-- START Given data --

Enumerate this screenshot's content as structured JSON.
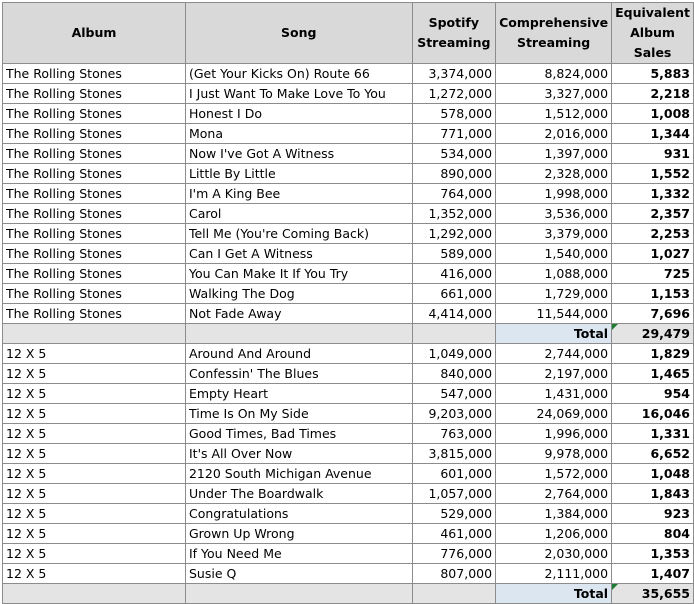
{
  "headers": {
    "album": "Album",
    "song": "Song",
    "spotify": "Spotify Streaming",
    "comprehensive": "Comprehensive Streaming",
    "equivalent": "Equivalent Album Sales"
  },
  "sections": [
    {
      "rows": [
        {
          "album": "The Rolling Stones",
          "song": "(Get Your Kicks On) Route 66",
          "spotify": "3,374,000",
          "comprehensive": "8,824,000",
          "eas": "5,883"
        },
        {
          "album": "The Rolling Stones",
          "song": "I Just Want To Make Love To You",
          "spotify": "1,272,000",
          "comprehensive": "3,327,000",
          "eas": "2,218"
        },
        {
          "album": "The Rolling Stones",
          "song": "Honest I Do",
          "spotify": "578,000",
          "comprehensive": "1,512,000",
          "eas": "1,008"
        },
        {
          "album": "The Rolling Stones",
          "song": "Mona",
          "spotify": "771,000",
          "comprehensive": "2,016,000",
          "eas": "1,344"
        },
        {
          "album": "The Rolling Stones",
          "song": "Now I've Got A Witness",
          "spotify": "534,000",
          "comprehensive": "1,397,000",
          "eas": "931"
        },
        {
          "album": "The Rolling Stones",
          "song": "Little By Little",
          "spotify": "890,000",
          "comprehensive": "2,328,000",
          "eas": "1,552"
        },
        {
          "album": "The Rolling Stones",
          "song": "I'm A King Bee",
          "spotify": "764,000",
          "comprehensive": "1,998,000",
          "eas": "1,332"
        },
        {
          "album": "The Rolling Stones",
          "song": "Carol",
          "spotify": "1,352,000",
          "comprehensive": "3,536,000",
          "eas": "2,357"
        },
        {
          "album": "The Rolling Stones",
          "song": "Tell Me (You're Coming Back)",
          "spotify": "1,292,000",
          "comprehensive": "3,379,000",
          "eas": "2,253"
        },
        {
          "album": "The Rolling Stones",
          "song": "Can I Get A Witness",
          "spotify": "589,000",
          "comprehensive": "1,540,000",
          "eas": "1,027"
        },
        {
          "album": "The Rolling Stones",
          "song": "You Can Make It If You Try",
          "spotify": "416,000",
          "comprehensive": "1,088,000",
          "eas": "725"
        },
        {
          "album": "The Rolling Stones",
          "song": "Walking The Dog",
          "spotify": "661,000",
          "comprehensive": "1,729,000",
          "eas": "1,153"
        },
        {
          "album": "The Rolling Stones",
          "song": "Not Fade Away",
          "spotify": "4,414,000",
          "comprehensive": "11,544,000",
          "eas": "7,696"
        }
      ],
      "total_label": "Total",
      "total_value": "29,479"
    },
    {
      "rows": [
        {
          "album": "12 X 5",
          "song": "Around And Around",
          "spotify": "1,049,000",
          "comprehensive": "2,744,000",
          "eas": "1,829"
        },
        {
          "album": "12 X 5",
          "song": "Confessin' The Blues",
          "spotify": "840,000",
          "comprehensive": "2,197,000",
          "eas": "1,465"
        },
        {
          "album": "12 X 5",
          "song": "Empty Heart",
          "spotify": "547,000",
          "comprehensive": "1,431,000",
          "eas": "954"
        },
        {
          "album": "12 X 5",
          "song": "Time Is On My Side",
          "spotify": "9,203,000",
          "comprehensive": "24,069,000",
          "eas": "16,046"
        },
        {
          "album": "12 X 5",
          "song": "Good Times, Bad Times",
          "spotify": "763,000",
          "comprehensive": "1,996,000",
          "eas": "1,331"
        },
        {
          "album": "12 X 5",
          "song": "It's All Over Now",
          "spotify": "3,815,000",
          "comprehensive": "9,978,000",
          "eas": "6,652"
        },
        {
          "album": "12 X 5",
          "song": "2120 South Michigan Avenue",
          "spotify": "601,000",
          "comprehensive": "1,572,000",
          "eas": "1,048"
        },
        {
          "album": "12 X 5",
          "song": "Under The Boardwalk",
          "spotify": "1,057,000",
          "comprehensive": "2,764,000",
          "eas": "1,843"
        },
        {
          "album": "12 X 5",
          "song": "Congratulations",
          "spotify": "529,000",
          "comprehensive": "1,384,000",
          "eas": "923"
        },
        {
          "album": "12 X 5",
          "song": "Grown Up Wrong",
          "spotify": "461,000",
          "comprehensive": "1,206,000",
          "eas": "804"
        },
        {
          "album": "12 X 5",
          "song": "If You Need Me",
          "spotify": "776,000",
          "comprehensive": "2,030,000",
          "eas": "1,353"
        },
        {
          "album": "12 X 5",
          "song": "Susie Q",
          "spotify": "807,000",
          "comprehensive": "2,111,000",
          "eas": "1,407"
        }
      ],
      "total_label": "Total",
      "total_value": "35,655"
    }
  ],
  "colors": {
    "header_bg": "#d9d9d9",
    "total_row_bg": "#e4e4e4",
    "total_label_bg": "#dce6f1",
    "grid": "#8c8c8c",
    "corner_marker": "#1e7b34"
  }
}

-- END Given data --

- What you should do -
Say how many lines of the data include the string "Witness". Nothing other than the number should be given.

- Output -
2